COSA FARE —
Rispondi a queste domande sull'estratto fornito:
(a) Secondo il testo, che cosa ha fatto Coppola con parte del proprio patrimonio personale per realizzare Megalopolis?
(b) A quale film rimanda il secondo elemento del titolo "Megalopolis"?
(c) Quanti anni aveva circa Lang quando concepì e diresse il suo film?

4 novembre 2024

Spettatore pagante (6): "Megalopolis" di Francis Ford Coppola

Mettere un'opera del proprio ingegno e del proprio impegno sotto un titolo è darle un nome. Ed è già, di norma, atto espressivo e comunicativo di importanza capitale. 
Il battesimo ha un valore ancor più straordinario se, giungendo in veneranda età dell'artista, l'opera è quella intorno alla quale si afferma di avere meditato per decenni; di cui si sostiene di avere sognato lungo tutta la propria luminosa carriera professionale; per la realizzazione della quale si è persino provveduto a liquidare parte del proprio patrimonio personale. È appunto il caso di Megalopolis di Francis Ford Coppola. Troppo, c'è immediatamente da sospettare.
Troppo, senza dubbio. E quel nome, parlante, già dice di un eccesso. Lo dice con il suo primo elemento, per semplice analogia lessicale: è il medesimo di megalomania. Ma dice di un eccesso ancora più grande, megalomane appunto, con il riferimento analogico cui, quanto alla storia del cinema, il suo secondo elemento indirizza senza equivoco: Metropolis di Fritz Lang, film del quale fra tre anni ricorrerà il centenario. 
D'altra parte, che Francis Ford Coppola, con Megalopolis, abbia dato sfogo a una sua vena espressionista è chiaro sin dalle prime inquadrature della pellicola. E il suo principale riferimento diventa lampante quando, andando avanti, si vede lo sviluppo narrativo scandito da didascalie sentenziose ed esplicative, come furono quelle che fungevano da intertitoli nel cinema muto.
Quando Lang prima concepiva, quindi dirigeva il suo film leggendario era tuttavia quasi quarantenne ed era partecipe del fervore (letteralmente) esplosivo e corrusco dei primi decenni dell'Europa del Secolo breve. Il Coppola di Megalopolis è invece un ultra-ottantenne immerso nel gelido e cupo stagno globale in cui si versano i liquami della putrefazione della modernità, quando è trascorso il primo quarto del ventunesimo secolo. 
E non si dica che, nei diversi contesti culturali, ma anche brutalmente sociali e concretamente antropologici, il dato biografico sia privo di correlati, da un lato, compositivi, dall'altro e quanto alla valutazione, critici. 
Tanto fu viva e tesa l'espressione espressionista e conclusivamente inquietante di un giovanilmente maturo europeo degli anni Venti del secolo scorso, quanto vizza, aggranchita e, in chiusura, stucchevolmente consolatoria è quella di un vecchio americano degli anni Venti di questo secolo.

DATI FORNITI —
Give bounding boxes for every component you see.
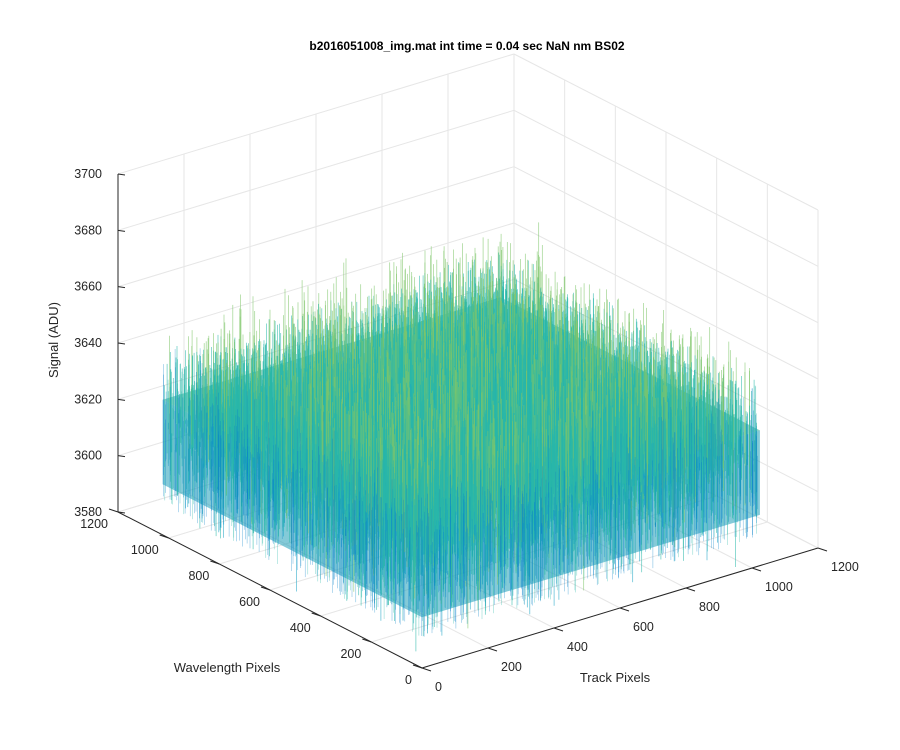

RISPOSTA SCRITTA —
(a) Ne ha liquidata una parte.
(b) A Metropolis di Fritz Lang.
(c) Era quasi quarantenne.